# Set exercise:
Look through the material below. Copy every line with the string "party" in it.

# Data supplied:
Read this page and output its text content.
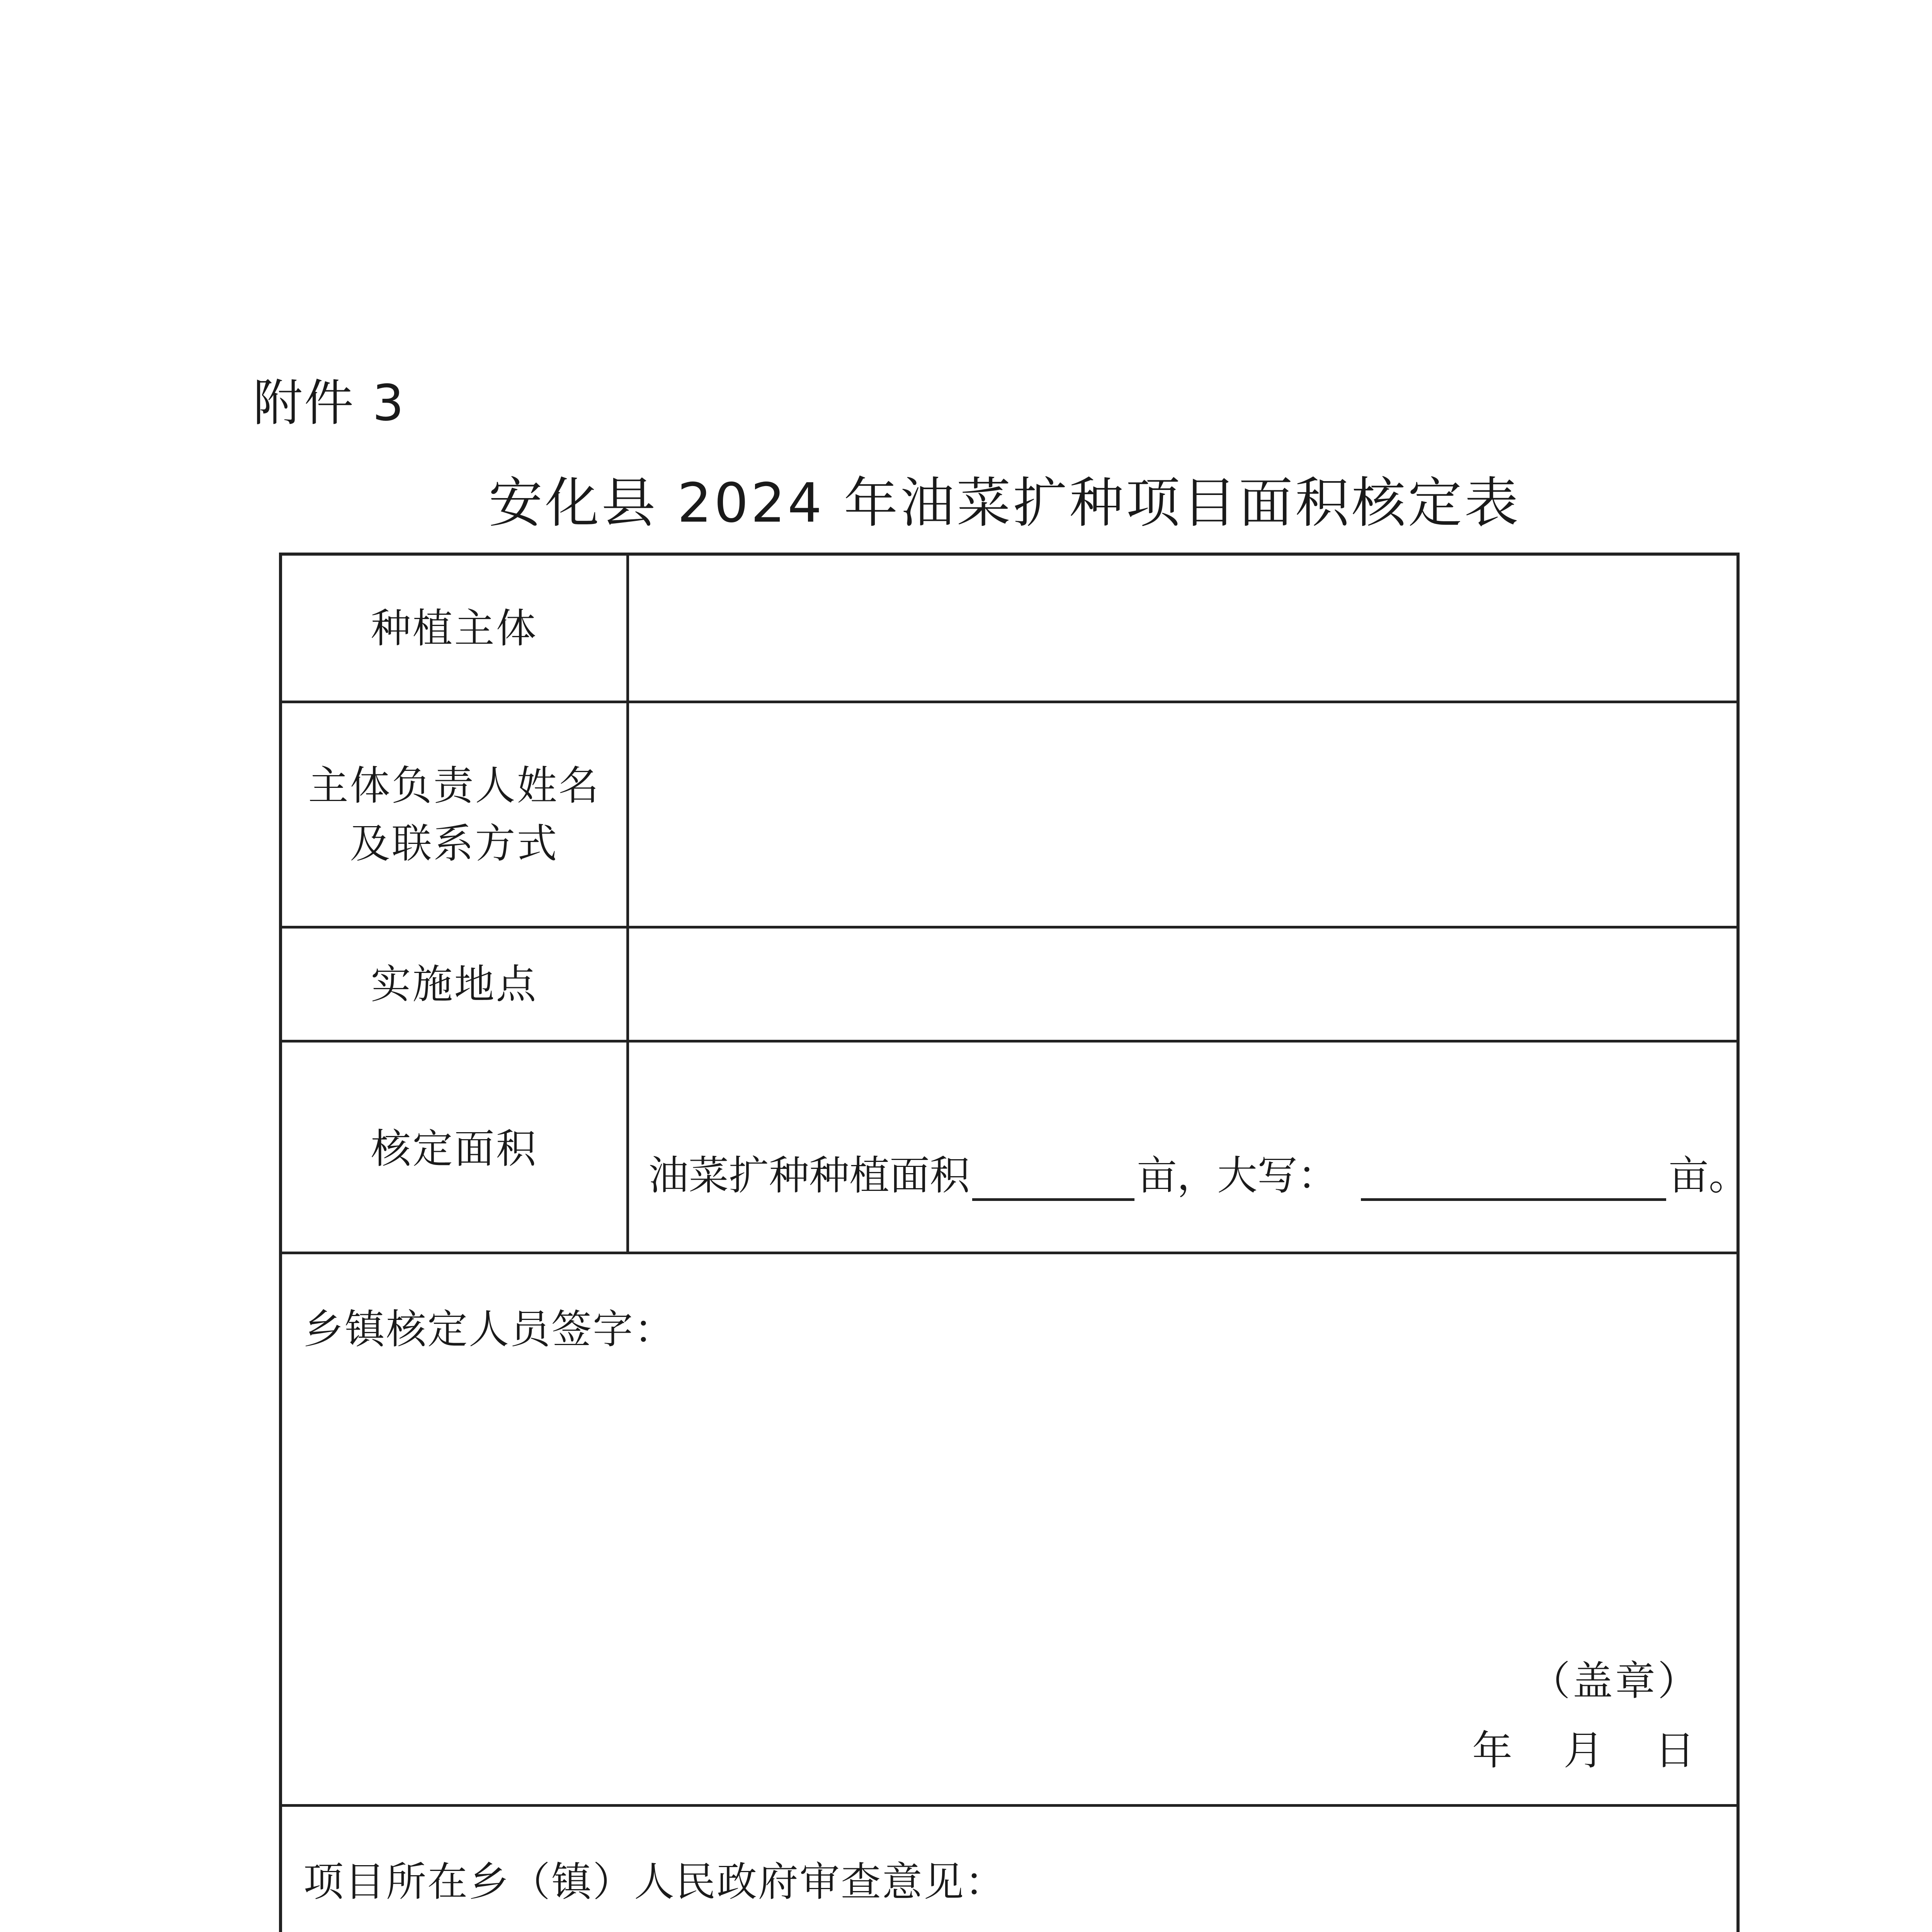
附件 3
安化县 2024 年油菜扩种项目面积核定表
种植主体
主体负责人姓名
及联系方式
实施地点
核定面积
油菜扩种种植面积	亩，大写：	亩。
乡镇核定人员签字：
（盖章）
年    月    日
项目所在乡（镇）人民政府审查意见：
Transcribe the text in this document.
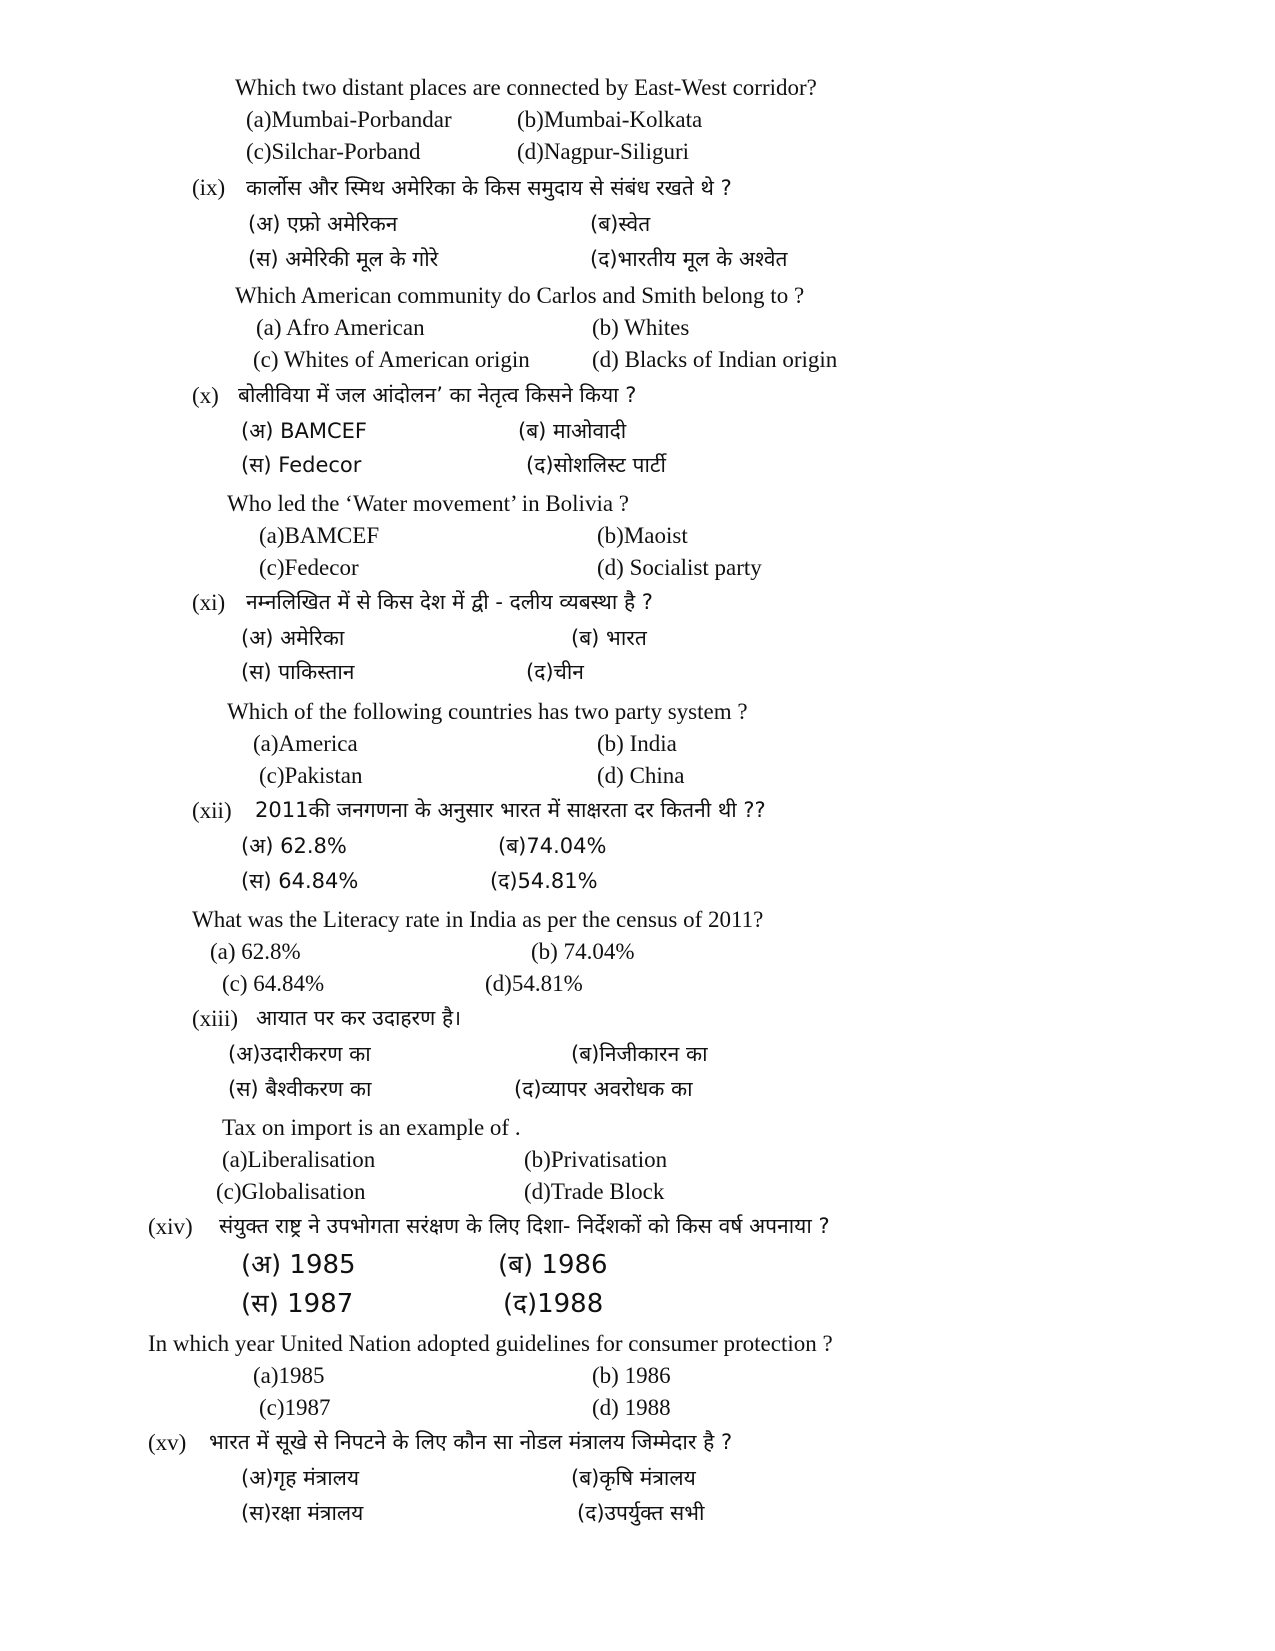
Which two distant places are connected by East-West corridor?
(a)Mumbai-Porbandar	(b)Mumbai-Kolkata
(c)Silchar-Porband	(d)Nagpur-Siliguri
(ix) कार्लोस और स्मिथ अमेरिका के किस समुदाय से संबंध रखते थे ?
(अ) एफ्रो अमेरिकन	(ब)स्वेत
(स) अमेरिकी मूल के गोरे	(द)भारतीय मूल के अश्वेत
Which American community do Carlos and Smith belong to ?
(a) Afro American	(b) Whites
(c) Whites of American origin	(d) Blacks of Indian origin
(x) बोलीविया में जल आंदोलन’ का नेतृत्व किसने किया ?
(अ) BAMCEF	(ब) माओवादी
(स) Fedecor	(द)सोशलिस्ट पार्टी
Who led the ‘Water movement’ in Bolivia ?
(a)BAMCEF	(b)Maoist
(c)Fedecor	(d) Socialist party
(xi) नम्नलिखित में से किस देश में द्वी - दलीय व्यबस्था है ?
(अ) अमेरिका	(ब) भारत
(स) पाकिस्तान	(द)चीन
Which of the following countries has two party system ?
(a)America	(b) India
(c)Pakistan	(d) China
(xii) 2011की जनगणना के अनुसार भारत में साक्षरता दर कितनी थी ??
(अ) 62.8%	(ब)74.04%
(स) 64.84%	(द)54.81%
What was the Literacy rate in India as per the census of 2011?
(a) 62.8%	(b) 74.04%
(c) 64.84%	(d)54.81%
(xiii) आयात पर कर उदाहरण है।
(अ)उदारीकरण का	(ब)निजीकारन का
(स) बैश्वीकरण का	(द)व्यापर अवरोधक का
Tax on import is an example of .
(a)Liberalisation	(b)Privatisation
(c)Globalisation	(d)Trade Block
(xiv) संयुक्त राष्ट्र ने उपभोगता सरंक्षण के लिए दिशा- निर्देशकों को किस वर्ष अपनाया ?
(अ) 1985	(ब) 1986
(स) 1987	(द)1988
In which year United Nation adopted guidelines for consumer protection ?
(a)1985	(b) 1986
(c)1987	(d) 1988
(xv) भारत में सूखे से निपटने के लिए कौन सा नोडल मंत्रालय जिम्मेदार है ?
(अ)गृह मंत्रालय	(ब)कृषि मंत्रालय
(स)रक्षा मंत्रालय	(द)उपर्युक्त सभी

# Exercise response:
(c)Fedecor	(d) Socialist party
Which of the following countries has two party system ?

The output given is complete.